### Required work
Can you reproduce the data below, substituting "sysinfo-separator" for every "sysinfo-sep" and leaving everything else as it is?

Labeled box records
start
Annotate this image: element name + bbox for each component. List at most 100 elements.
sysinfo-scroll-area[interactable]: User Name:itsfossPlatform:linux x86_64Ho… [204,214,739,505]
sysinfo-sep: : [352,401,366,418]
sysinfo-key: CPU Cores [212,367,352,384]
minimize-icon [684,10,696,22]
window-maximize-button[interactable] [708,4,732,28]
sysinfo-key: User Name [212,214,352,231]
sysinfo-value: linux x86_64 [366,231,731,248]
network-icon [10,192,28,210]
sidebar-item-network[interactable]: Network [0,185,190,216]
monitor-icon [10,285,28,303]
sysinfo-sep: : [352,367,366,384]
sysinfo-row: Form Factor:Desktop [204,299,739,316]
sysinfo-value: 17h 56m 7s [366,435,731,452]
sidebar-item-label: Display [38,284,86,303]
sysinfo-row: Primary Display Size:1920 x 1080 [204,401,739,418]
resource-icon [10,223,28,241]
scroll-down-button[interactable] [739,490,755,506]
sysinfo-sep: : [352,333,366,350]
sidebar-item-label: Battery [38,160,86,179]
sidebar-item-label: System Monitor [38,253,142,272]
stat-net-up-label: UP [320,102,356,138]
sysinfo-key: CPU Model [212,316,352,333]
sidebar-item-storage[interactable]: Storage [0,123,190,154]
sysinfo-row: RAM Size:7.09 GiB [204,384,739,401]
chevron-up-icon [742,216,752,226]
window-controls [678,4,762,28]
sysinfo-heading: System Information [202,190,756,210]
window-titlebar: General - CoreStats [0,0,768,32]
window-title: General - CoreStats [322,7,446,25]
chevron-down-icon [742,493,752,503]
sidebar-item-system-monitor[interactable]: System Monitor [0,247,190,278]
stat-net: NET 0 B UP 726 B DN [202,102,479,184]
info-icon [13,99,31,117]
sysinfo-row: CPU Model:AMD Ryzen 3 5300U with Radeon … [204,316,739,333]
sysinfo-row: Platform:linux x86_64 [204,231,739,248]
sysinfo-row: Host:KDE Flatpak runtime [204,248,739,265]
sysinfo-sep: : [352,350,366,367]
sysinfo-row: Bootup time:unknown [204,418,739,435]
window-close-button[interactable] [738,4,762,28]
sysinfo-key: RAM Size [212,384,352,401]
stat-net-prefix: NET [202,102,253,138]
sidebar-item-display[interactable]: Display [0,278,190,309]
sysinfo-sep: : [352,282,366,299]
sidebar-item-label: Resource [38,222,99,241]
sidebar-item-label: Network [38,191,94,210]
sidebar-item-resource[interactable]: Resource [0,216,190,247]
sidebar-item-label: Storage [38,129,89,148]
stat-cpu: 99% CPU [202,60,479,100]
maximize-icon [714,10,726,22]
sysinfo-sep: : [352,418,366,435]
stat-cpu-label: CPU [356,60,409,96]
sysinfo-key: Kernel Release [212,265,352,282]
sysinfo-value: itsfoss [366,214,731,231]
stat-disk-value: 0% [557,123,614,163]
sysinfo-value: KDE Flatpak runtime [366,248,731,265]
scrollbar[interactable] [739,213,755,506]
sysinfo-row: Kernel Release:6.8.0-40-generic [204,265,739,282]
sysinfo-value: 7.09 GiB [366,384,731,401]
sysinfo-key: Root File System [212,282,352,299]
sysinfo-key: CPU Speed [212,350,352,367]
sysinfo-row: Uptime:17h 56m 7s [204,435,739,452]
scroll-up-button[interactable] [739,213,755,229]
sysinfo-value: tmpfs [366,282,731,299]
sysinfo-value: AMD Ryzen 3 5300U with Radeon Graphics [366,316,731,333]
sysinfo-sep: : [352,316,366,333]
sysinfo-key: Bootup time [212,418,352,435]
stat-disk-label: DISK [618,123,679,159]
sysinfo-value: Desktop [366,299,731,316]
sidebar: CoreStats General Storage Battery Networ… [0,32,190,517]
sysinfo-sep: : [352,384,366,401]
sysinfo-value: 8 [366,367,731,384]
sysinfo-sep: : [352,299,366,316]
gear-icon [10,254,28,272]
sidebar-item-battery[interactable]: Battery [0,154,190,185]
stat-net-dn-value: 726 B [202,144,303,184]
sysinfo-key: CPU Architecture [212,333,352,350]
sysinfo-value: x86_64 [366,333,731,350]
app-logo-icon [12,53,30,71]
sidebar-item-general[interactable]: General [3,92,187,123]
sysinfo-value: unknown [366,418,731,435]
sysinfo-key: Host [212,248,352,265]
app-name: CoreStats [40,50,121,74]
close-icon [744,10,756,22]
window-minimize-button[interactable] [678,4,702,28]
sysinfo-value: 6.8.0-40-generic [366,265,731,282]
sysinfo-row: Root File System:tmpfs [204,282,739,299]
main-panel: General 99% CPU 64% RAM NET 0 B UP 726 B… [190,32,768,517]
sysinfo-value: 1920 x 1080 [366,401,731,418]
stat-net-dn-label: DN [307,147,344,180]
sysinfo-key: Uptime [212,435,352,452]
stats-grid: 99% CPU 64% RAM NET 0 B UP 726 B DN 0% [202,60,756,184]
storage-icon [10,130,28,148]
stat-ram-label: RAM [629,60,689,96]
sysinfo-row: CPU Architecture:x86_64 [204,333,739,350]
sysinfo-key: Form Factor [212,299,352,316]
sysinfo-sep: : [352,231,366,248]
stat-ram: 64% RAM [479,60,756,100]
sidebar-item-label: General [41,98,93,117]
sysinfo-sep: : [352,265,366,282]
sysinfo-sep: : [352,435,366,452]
end
### Result of this exercise
Annotate this image: element name + bbox for each component. List at most 100 elements.
sysinfo-scroll-area[interactable]: User Name:itsfossPlatform:linux x86_64Ho… [204,214,739,505]
sysinfo-separator: : [352,401,366,418]
sysinfo-key: CPU Cores [212,367,352,384]
minimize-icon [684,10,696,22]
window-maximize-button[interactable] [708,4,732,28]
sysinfo-key: User Name [212,214,352,231]
sysinfo-value: linux x86_64 [366,231,731,248]
network-icon [10,192,28,210]
sidebar-item-network[interactable]: Network [0,185,190,216]
monitor-icon [10,285,28,303]
sysinfo-separator: : [352,367,366,384]
sysinfo-row: Form Factor:Desktop [204,299,739,316]
sysinfo-value: 17h 56m 7s [366,435,731,452]
sidebar-item-label: Display [38,284,86,303]
sysinfo-row: Primary Display Size:1920 x 1080 [204,401,739,418]
resource-icon [10,223,28,241]
scroll-down-button[interactable] [739,490,755,506]
sysinfo-separator: : [352,333,366,350]
sidebar-item-label: Battery [38,160,86,179]
sidebar-item-label: System Monitor [38,253,142,272]
stat-net-up-label: UP [320,102,356,138]
sysinfo-key: CPU Model [212,316,352,333]
sidebar-item-storage[interactable]: Storage [0,123,190,154]
sysinfo-row: RAM Size:7.09 GiB [204,384,739,401]
chevron-up-icon [742,216,752,226]
window-controls [678,4,762,28]
sysinfo-heading: System Information [202,190,756,210]
window-titlebar: General - CoreStats [0,0,768,32]
window-title: General - CoreStats [322,7,446,25]
chevron-down-icon [742,493,752,503]
sidebar-item-system-monitor[interactable]: System Monitor [0,247,190,278]
stat-net: NET 0 B UP 726 B DN [202,102,479,184]
info-icon [13,99,31,117]
sysinfo-row: CPU Model:AMD Ryzen 3 5300U with Radeon … [204,316,739,333]
sysinfo-row: Platform:linux x86_64 [204,231,739,248]
sysinfo-row: Host:KDE Flatpak runtime [204,248,739,265]
sysinfo-separator: : [352,350,366,367]
sysinfo-row: Bootup time:unknown [204,418,739,435]
window-close-button[interactable] [738,4,762,28]
sysinfo-key: RAM Size [212,384,352,401]
stat-net-prefix: NET [202,102,253,138]
sidebar-item-display[interactable]: Display [0,278,190,309]
sysinfo-separator: : [352,282,366,299]
sidebar-item-label: Resource [38,222,99,241]
sidebar-item-label: Network [38,191,94,210]
sidebar-item-resource[interactable]: Resource [0,216,190,247]
sidebar-item-label: Storage [38,129,89,148]
stat-cpu: 99% CPU [202,60,479,100]
maximize-icon [714,10,726,22]
sysinfo-separator: : [352,418,366,435]
stat-cpu-label: CPU [356,60,409,96]
sysinfo-key: Kernel Release [212,265,352,282]
sysinfo-value: itsfoss [366,214,731,231]
stat-disk-value: 0% [557,123,614,163]
sysinfo-value: KDE Flatpak runtime [366,248,731,265]
scrollbar[interactable] [739,213,755,506]
sysinfo-row: Kernel Release:6.8.0-40-generic [204,265,739,282]
sysinfo-value: 7.09 GiB [366,384,731,401]
sysinfo-key: Root File System [212,282,352,299]
sysinfo-key: CPU Speed [212,350,352,367]
sysinfo-row: Uptime:17h 56m 7s [204,435,739,452]
scroll-up-button[interactable] [739,213,755,229]
sysinfo-value: tmpfs [366,282,731,299]
sysinfo-value: AMD Ryzen 3 5300U with Radeon Graphics [366,316,731,333]
sysinfo-separator: : [352,316,366,333]
sysinfo-key: Bootup time [212,418,352,435]
stat-disk-label: DISK [618,123,679,159]
sysinfo-value: Desktop [366,299,731,316]
sidebar: CoreStats General Storage Battery Networ… [0,32,190,517]
sysinfo-separator: : [352,384,366,401]
sysinfo-value: 8 [366,367,731,384]
sysinfo-separator: : [352,299,366,316]
gear-icon [10,254,28,272]
sidebar-item-battery[interactable]: Battery [0,154,190,185]
stat-net-dn-value: 726 B [202,144,303,184]
sysinfo-key: CPU Architecture [212,333,352,350]
sysinfo-value: x86_64 [366,333,731,350]
app-logo-icon [12,53,30,71]
sidebar-item-general[interactable]: General [3,92,187,123]
sysinfo-value: unknown [366,418,731,435]
sysinfo-key: Host [212,248,352,265]
app-name: CoreStats [40,50,121,74]
close-icon [744,10,756,22]
window-minimize-button[interactable] [678,4,702,28]
sysinfo-value: 6.8.0-40-generic [366,265,731,282]
sysinfo-row: Root File System:tmpfs [204,282,739,299]
main-panel: General 99% CPU 64% RAM NET 0 B UP 726 B… [190,32,768,517]
sysinfo-value: 1920 x 1080 [366,401,731,418]
stat-net-dn-label: DN [307,147,344,180]
sysinfo-key: Uptime [212,435,352,452]
stats-grid: 99% CPU 64% RAM NET 0 B UP 726 B DN 0% [202,60,756,184]
storage-icon [10,130,28,148]
stat-ram-label: RAM [629,60,689,96]
sysinfo-row: CPU Architecture:x86_64 [204,333,739,350]
sysinfo-key: Form Factor [212,299,352,316]
sysinfo-separator: : [352,231,366,248]
stat-ram: 64% RAM [479,60,756,100]
sidebar-item-label: General [41,98,93,117]
sysinfo-separator: : [352,265,366,282]
sysinfo-separator: : [352,435,366,452]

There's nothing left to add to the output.